> **DATA PROVIDED**:
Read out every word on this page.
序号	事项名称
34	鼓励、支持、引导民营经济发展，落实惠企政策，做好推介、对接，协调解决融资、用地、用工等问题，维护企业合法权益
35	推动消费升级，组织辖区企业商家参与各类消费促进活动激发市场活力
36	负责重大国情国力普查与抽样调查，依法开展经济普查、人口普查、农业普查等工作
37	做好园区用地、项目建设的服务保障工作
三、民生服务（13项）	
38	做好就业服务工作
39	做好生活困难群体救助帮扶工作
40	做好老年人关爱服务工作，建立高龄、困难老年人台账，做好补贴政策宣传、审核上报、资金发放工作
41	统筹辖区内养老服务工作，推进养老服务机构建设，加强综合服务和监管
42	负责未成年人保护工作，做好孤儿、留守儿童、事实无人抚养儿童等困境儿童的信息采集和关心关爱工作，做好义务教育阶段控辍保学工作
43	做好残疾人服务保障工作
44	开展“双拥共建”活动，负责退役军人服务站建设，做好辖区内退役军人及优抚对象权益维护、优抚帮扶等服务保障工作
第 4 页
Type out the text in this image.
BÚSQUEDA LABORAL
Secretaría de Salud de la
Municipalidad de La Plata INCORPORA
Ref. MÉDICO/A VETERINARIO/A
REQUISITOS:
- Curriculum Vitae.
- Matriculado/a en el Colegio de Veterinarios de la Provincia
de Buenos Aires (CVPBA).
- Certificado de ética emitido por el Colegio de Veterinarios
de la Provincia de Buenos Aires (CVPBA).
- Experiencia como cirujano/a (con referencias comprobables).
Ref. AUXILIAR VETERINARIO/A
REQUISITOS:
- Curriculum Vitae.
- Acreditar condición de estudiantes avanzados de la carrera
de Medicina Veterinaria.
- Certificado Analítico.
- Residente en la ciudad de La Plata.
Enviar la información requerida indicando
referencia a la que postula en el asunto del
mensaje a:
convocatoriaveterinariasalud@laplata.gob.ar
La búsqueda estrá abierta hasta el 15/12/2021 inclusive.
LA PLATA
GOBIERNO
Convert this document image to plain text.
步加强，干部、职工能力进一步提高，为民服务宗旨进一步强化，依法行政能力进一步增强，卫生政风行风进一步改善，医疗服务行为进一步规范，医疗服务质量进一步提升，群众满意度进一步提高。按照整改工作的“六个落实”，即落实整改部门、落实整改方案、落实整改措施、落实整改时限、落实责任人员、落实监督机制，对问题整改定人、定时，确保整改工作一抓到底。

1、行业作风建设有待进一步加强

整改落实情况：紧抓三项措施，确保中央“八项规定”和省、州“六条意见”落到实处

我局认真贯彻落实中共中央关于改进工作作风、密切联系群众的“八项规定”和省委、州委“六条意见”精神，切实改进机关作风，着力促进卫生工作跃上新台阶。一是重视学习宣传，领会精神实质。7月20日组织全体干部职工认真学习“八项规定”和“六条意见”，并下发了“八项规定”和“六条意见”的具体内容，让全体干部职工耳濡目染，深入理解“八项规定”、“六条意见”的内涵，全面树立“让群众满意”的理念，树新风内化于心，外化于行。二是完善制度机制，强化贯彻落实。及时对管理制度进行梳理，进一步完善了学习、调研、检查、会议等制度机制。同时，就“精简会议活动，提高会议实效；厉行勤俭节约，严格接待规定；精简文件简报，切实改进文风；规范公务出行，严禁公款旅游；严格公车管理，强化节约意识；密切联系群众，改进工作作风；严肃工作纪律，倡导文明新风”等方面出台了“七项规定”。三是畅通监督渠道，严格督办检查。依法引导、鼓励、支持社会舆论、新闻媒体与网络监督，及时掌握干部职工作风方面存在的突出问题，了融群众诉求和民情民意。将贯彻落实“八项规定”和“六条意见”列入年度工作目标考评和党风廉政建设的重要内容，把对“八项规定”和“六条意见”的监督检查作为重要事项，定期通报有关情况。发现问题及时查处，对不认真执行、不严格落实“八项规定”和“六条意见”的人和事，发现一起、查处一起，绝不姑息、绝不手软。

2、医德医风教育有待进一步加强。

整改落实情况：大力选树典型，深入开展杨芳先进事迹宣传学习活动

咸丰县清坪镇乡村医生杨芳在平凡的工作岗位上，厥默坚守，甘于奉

---

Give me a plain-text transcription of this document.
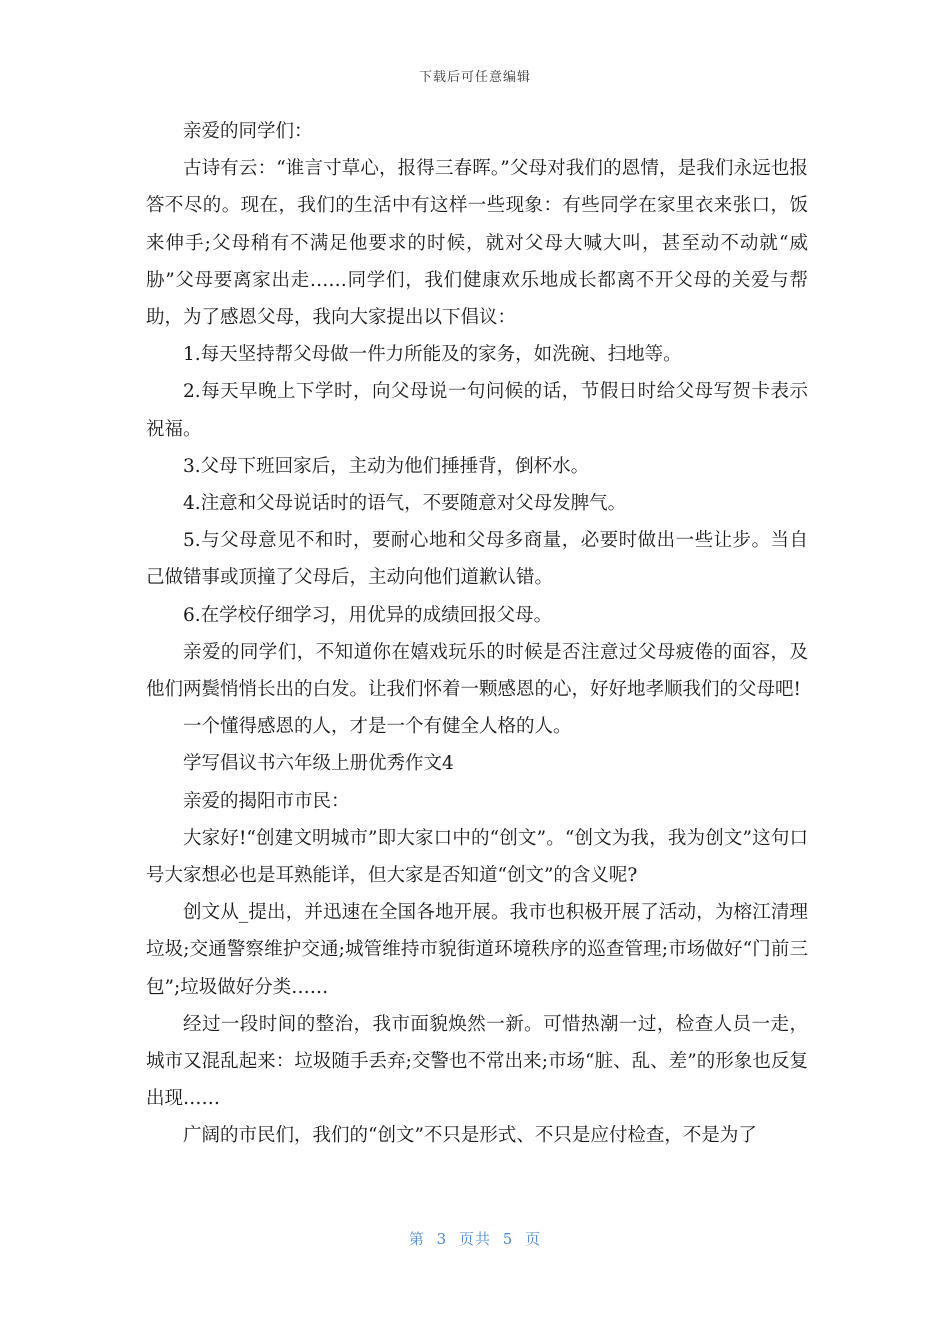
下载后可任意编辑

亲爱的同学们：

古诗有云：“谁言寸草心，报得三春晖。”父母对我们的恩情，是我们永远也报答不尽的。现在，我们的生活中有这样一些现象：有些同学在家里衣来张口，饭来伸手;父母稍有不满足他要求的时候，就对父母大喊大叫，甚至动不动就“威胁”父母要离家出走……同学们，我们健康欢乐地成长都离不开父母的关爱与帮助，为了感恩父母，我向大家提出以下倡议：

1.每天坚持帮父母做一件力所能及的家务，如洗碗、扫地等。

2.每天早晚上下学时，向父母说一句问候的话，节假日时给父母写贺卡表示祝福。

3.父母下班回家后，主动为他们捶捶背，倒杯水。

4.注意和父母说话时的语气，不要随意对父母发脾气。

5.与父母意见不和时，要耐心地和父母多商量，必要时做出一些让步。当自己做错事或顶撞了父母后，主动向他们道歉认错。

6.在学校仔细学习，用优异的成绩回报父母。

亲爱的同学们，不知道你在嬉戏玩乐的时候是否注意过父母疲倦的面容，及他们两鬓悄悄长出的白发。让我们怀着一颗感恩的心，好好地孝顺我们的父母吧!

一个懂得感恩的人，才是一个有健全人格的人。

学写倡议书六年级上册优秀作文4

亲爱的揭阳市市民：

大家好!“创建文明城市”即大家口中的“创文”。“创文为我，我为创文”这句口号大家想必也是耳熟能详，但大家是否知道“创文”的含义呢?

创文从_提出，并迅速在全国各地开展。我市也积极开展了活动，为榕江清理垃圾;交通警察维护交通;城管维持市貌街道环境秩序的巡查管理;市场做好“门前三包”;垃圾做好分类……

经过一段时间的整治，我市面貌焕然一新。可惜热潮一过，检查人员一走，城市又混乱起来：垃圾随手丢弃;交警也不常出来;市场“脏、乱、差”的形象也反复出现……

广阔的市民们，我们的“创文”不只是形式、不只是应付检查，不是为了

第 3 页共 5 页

---

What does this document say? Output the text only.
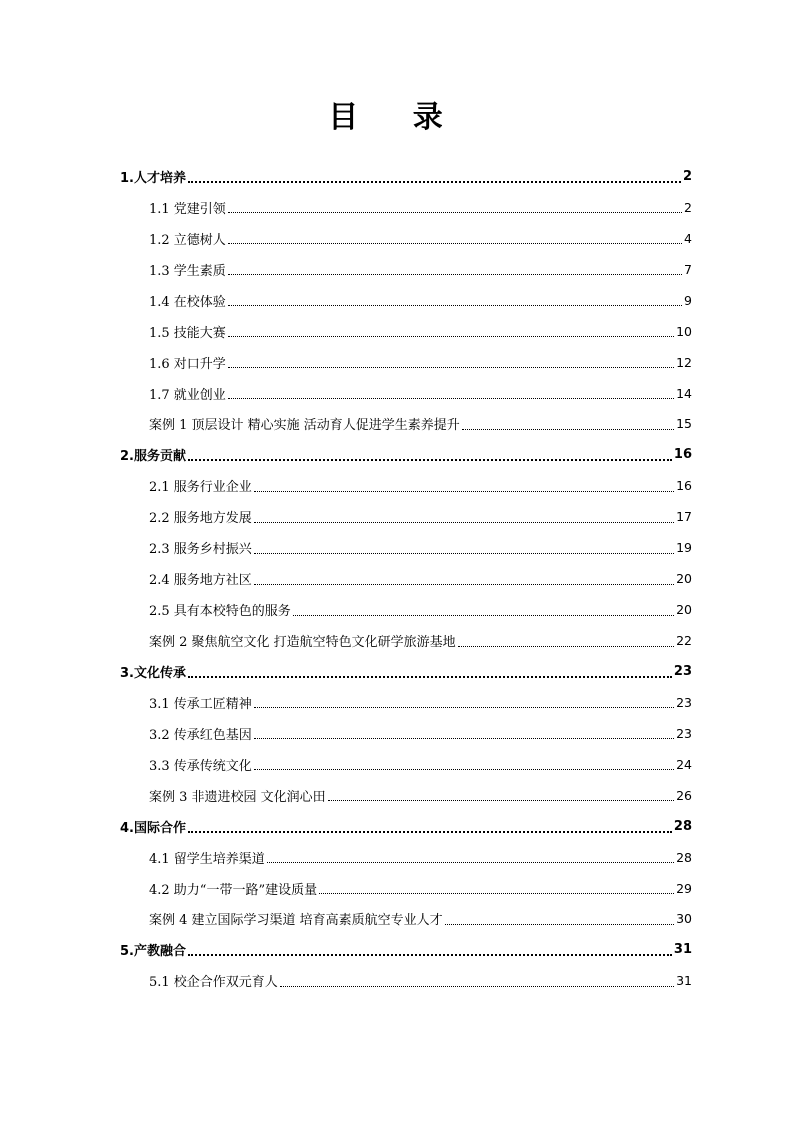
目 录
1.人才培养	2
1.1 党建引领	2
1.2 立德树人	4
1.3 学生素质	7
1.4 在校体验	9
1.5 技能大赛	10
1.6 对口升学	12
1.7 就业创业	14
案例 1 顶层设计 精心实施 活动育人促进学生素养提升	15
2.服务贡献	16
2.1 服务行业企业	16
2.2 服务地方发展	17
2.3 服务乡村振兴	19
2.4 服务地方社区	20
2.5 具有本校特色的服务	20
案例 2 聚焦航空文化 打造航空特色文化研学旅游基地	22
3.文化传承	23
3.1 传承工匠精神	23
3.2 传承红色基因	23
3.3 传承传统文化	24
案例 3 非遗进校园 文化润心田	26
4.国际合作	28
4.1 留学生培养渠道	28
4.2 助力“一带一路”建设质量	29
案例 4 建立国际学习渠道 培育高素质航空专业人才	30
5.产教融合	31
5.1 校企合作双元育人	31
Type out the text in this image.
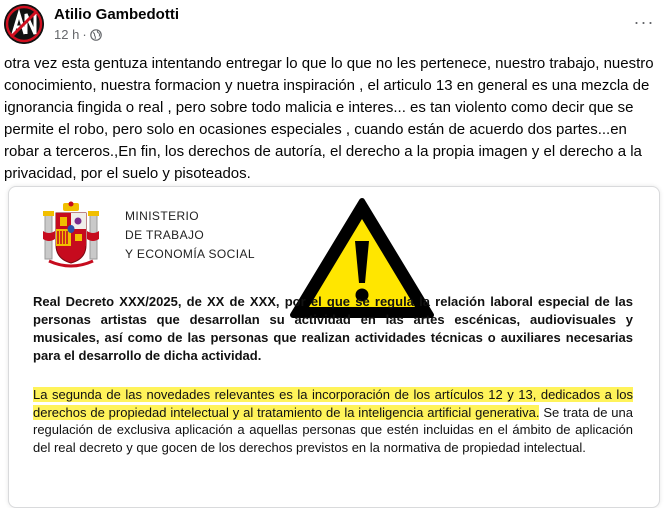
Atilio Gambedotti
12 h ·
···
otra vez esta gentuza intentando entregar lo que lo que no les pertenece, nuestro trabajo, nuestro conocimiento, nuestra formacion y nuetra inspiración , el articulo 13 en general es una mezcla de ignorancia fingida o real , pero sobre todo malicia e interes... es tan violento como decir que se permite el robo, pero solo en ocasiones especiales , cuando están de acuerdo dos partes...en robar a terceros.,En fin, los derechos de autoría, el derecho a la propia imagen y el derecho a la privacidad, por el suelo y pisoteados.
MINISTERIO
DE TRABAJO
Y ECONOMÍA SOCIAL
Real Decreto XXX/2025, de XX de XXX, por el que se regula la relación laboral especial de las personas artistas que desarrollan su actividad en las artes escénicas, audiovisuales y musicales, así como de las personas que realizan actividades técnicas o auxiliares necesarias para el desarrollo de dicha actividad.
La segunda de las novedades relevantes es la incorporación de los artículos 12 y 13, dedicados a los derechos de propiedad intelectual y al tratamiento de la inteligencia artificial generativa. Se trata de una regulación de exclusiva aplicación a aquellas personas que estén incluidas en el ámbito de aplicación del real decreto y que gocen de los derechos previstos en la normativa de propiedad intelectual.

> **REQUIREMENTS**: List every line in the records above that contains the word "text".

> **PROBLEM SOLUTION**:
Type out the text in this image.
Convert this document image to plain text.
Give me a plain-text transcription of this document.
What does this document say? Output the text only.
Type out the text in this image.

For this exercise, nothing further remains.